MATERIAL PROVIDED →

⁂

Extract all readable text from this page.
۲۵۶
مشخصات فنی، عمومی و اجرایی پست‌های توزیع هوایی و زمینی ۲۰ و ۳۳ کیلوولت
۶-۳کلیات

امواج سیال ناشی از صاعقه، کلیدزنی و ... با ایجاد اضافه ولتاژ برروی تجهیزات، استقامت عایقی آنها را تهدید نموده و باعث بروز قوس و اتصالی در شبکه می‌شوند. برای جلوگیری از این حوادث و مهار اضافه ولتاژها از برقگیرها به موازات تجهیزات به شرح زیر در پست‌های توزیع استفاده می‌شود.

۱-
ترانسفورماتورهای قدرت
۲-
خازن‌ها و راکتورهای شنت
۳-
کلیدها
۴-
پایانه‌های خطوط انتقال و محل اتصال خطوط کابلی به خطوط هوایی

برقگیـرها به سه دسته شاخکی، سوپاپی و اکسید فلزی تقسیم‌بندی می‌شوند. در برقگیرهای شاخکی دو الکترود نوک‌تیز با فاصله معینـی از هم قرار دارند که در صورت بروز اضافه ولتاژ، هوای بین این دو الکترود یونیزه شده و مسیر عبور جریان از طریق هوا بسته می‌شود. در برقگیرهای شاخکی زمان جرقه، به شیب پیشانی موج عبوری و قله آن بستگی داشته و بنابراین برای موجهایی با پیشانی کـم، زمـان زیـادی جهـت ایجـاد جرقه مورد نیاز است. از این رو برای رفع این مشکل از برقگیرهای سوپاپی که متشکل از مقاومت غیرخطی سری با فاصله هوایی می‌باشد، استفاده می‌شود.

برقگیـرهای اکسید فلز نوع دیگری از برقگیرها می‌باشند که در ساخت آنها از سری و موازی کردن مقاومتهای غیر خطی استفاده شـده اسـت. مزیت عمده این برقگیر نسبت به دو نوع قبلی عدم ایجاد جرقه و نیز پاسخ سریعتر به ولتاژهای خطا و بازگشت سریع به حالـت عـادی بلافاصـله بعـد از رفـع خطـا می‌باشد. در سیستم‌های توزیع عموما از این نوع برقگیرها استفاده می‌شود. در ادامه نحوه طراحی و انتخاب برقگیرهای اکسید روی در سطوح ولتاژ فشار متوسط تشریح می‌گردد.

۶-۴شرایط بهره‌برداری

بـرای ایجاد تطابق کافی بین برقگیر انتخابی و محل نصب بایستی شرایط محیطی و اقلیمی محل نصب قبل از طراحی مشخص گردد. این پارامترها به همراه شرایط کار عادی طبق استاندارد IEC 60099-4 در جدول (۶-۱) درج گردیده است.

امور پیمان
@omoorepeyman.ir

⁂

WHAT TO WORK ON → Print the whole listing exactly as it is.

SOLUTION FOR THIS EXERCISE →
Extract all readable text from this page.
۲۵۶
مشخصات فنی، عمومی و اجرایی پست‌های توزیع هوایی و زمینی ۲۰ و ۳۳ کیلوولت
۶-۳کلیات

امواج سیال ناشی از صاعقه، کلیدزنی و ... با ایجاد اضافه ولتاژ برروی تجهیزات، استقامت عایقی آنها را تهدید نموده و باعث بروز قوس و اتصالی در شبکه می‌شوند. برای جلوگیری از این حوادث و مهار اضافه ولتاژها از برقگیرها به موازات تجهیزات به شرح زیر در پست‌های توزیع استفاده می‌شود.

۱-
ترانسفورماتورهای قدرت
۲-
خازن‌ها و راکتورهای شنت
۳-
کلیدها
۴-
پایانه‌های خطوط انتقال و محل اتصال خطوط کابلی به خطوط هوایی

برقگیـرها به سه دسته شاخکی، سوپاپی و اکسید فلزی تقسیم‌بندی می‌شوند. در برقگیرهای شاخکی دو الکترود نوک‌تیز با فاصله معینـی از هم قرار دارند که در صورت بروز اضافه ولتاژ، هوای بین این دو الکترود یونیزه شده و مسیر عبور جریان از طریق هوا بسته می‌شود. در برقگیرهای شاخکی زمان جرقه، به شیب پیشانی موج عبوری و قله آن بستگی داشته و بنابراین برای موجهایی با پیشانی کـم، زمـان زیـادی جهـت ایجـاد جرقه مورد نیاز است. از این رو برای رفع این مشکل از برقگیرهای سوپاپی که متشکل از مقاومت غیرخطی سری با فاصله هوایی می‌باشد، استفاده می‌شود.

برقگیـرهای اکسید فلز نوع دیگری از برقگیرها می‌باشند که در ساخت آنها از سری و موازی کردن مقاومتهای غیر خطی استفاده شـده اسـت. مزیت عمده این برقگیر نسبت به دو نوع قبلی عدم ایجاد جرقه و نیز پاسخ سریعتر به ولتاژهای خطا و بازگشت سریع به حالـت عـادی بلافاصـله بعـد از رفـع خطـا می‌باشد. در سیستم‌های توزیع عموما از این نوع برقگیرها استفاده می‌شود. در ادامه نحوه طراحی و انتخاب برقگیرهای اکسید روی در سطوح ولتاژ فشار متوسط تشریح می‌گردد.

۶-۴شرایط بهره‌برداری

بـرای ایجاد تطابق کافی بین برقگیر انتخابی و محل نصب بایستی شرایط محیطی و اقلیمی محل نصب قبل از طراحی مشخص گردد. این پارامترها به همراه شرایط کار عادی طبق استاندارد IEC 60099-4 در جدول (۶-۱) درج گردیده است.

امور پیمان
@omoorepeyman.ir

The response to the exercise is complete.